-- Start TEXT BLOCK --

The great leaders of my party – from Keir Hardie’s quest for an outward looking international socialism, to Clement Atlee’s collaboration with Europe during and after the Second World War – believed in Europe.

And let me say this to Jeremy Corbyn; 80% of Labour members want a People’s Vote on the Brexit deal. Even more than that want to remain in the single market. Refusing to listen to your membership and supporters means you’re a party for the few, not the many.

Just this week, Preet Gill – the Labour MP for Edgbaston in Birmingham – tweeted her support of a People’s Vote on the Brexit deal to a fellow For our Future’s Sake (FFS) activist, Ellie. We’re a group of students and young people across the UK saying that Brexit isn’t inevitable and calling for a People’s Vote on the Brexit deal.

-- End TEXT BLOCK --

* PROBLEM TO SOLVE *
Please pull out the part of the passage on Labour and Brexit starting with "And let me say" and going on through "not the many.", copied word for word.

-- Start RECORDED INFORMATION --

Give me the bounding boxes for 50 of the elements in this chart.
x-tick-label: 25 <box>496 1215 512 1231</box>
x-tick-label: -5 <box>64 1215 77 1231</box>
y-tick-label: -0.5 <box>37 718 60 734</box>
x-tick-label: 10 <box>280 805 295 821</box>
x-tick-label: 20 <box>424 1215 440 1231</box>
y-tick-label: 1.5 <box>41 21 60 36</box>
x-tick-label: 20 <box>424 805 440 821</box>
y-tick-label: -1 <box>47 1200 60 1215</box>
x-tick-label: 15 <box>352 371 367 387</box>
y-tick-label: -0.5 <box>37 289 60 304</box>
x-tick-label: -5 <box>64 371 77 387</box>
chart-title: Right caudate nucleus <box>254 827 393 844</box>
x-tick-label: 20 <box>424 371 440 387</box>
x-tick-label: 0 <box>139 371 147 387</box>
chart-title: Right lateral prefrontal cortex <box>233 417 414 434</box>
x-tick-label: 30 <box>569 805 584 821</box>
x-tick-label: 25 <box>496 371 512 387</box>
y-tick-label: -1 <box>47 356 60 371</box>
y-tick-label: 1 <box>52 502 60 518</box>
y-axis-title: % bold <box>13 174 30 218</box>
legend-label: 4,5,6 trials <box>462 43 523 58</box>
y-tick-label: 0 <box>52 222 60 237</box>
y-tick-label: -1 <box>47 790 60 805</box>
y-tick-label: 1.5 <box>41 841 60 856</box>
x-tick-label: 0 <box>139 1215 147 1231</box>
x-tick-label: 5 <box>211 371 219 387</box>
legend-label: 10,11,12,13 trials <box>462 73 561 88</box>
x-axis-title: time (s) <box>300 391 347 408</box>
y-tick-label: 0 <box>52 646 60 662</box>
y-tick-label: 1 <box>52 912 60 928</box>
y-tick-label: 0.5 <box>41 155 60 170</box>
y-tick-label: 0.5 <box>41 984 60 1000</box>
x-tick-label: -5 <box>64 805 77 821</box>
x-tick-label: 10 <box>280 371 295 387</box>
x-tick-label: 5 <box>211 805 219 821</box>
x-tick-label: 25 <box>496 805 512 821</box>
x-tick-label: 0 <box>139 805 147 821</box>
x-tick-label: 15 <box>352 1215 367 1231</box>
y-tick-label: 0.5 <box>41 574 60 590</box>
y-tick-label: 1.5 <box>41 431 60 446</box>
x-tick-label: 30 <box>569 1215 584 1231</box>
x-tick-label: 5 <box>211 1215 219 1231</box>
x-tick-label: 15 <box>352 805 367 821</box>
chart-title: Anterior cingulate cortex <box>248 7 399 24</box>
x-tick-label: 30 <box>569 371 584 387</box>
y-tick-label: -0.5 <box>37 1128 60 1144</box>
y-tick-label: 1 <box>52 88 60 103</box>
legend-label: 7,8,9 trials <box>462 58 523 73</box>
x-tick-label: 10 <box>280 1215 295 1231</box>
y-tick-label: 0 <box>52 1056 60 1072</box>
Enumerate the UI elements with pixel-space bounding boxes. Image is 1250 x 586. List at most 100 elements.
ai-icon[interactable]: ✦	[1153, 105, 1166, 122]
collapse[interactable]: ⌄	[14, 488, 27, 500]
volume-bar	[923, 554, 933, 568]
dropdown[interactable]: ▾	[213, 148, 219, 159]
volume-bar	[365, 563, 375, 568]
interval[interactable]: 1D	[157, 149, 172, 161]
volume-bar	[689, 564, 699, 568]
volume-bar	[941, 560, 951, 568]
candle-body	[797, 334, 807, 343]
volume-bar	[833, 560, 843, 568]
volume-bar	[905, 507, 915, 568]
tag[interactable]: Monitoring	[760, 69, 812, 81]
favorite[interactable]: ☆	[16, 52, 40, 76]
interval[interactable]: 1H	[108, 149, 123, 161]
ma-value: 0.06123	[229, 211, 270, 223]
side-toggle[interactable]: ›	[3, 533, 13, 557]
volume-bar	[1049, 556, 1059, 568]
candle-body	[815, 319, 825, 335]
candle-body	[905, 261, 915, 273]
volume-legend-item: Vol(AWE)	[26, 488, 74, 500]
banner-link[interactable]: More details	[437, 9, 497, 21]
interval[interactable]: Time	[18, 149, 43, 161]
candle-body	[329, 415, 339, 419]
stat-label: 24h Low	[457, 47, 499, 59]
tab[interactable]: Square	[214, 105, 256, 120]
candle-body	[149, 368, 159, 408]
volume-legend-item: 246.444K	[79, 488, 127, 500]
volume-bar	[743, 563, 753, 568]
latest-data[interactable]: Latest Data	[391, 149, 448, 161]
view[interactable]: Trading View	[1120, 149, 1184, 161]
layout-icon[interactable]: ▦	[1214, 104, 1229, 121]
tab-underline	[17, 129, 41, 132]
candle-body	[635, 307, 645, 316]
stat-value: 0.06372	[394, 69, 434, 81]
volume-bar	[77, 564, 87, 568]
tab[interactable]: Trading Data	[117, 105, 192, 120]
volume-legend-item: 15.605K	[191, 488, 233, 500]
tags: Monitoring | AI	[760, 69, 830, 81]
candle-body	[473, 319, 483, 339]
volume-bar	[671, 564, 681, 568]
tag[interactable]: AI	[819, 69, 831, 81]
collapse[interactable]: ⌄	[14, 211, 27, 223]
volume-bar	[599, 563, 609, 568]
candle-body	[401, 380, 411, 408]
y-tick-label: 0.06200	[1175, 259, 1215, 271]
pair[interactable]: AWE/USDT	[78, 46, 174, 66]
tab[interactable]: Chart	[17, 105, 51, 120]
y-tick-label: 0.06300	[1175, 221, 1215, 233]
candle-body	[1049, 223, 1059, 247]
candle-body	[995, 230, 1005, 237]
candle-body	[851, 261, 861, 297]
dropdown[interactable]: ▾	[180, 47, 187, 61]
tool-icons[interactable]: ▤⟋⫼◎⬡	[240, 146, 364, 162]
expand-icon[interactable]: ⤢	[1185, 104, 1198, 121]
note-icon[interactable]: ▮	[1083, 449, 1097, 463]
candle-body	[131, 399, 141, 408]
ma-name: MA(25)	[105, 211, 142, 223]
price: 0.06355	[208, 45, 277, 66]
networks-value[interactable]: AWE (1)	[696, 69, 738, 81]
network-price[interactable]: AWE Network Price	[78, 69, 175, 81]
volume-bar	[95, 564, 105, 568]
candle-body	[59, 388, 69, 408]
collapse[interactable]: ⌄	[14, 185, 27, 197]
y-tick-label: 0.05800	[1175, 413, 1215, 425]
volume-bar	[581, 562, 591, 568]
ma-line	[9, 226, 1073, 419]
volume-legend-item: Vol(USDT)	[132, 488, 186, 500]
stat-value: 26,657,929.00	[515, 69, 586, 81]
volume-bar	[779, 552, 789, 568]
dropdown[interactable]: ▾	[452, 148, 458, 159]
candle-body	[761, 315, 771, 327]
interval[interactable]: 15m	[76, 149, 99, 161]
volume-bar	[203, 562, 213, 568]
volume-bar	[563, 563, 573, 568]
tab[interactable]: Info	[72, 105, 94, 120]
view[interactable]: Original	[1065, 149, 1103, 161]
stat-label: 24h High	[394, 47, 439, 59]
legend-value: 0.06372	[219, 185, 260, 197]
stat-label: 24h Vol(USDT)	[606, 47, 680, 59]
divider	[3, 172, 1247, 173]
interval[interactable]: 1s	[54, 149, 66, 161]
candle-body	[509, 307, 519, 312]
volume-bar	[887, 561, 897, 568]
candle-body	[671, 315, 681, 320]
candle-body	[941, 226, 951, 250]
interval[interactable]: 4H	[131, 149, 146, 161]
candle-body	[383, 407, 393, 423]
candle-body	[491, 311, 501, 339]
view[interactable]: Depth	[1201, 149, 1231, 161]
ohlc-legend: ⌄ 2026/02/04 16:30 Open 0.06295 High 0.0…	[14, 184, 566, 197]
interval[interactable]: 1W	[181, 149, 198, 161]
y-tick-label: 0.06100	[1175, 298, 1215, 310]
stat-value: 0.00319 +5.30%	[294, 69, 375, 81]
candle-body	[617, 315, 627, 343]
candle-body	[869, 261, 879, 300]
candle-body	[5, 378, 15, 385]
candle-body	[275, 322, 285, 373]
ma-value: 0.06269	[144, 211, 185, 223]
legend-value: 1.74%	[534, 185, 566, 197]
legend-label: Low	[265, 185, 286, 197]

-- End RECORDED INFORMATION --

* EXERCISE ANSWER *
And let me say this to Jeremy Corbyn; 80% of Labour members want a People’s Vote on the Brexit deal. Even more than that want to remain in the single market. Refusing to listen to your membership and supporters means you’re a party for the few, not the many.